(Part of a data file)

:::::

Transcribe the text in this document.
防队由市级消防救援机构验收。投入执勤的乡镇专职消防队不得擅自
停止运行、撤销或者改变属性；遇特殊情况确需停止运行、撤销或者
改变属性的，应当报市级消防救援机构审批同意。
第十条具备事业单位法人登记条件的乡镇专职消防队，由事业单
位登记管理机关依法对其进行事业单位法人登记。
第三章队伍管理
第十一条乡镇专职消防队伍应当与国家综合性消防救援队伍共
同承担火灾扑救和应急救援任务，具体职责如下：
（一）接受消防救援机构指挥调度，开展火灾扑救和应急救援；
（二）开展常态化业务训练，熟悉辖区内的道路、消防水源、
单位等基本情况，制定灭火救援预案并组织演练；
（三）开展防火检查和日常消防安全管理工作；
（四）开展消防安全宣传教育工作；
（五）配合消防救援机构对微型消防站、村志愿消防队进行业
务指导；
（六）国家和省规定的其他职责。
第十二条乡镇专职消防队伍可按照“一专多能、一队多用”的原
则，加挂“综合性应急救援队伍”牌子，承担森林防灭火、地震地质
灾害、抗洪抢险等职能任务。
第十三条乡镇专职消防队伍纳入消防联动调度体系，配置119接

:::::

• **Exercise**:
Recopy all the lines exactly as they appear.

• **Answer for the task**:
Transcribe the text in this document.
防队由市级消防救援机构验收。投入执勤的乡镇专职消防队不得擅自
停止运行、撤销或者改变属性；遇特殊情况确需停止运行、撤销或者
改变属性的，应当报市级消防救援机构审批同意。
第十条具备事业单位法人登记条件的乡镇专职消防队，由事业单
位登记管理机关依法对其进行事业单位法人登记。
第三章队伍管理
第十一条乡镇专职消防队伍应当与国家综合性消防救援队伍共
同承担火灾扑救和应急救援任务，具体职责如下：
（一）接受消防救援机构指挥调度，开展火灾扑救和应急救援；
（二）开展常态化业务训练，熟悉辖区内的道路、消防水源、
单位等基本情况，制定灭火救援预案并组织演练；
（三）开展防火检查和日常消防安全管理工作；
（四）开展消防安全宣传教育工作；
（五）配合消防救援机构对微型消防站、村志愿消防队进行业
务指导；
（六）国家和省规定的其他职责。
第十二条乡镇专职消防队伍可按照“一专多能、一队多用”的原
则，加挂“综合性应急救援队伍”牌子，承担森林防灭火、地震地质
灾害、抗洪抢险等职能任务。
第十三条乡镇专职消防队伍纳入消防联动调度体系，配置119接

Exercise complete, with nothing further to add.